YOUR OBJECTIVE: Every line that contains the word "Opiniones" should be copied out.

(Stored dataset items)
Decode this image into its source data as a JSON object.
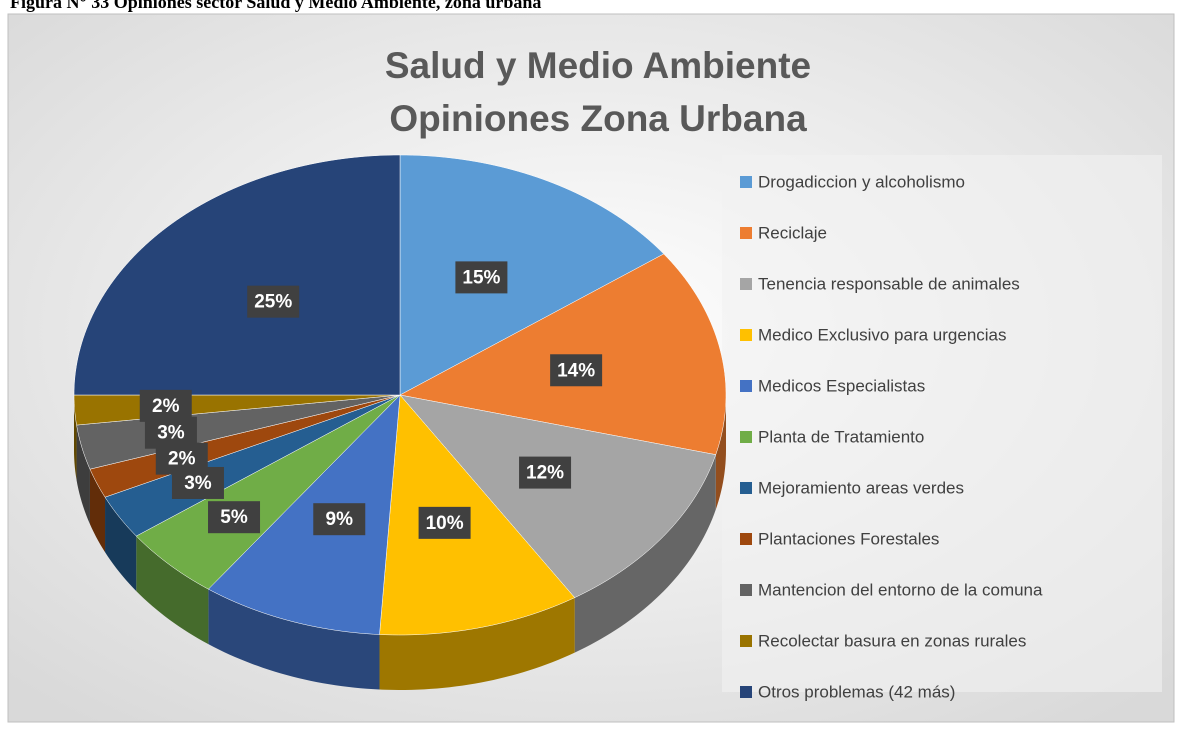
{
  "caption": "Figura N° 33 Opiniones sector Salud y Medio Ambiente, zona urbana",
  "chart_data": {
    "type": "pie3d",
    "title": [
      "Salud y Medio Ambiente",
      "Opiniones Zona Urbana"
    ],
    "categories": [
      "Drogadiccion y alcoholismo",
      "Reciclaje",
      "Tenencia responsable de animales",
      "Medico Exclusivo para urgencias",
      "Medicos Especialistas",
      "Planta de Tratamiento",
      "Mejoramiento areas verdes",
      "Plantaciones Forestales",
      "Mantencion del entorno de la comuna",
      "Recolectar basura en zonas rurales",
      "Otros problemas  (42 más)"
    ],
    "values": [
      15,
      14,
      12,
      10,
      9,
      5,
      3,
      2,
      3,
      2,
      25
    ],
    "value_labels": [
      "15%",
      "14%",
      "12%",
      "10%",
      "9%",
      "5%",
      "3%",
      "2%",
      "3%",
      "2%",
      "25%"
    ],
    "colors": [
      "#5b9bd5",
      "#ed7d31",
      "#a5a5a5",
      "#ffc000",
      "#4472c4",
      "#70ad47",
      "#255e91",
      "#9e480e",
      "#636363",
      "#997300",
      "#264478"
    ],
    "legend": "right"
  }
}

CORRECT RESPONSE:
  "caption": "Figura N° 33 Opiniones sector Salud y Medio Ambiente, zona urbana",
      "Opiniones Zona Urbana"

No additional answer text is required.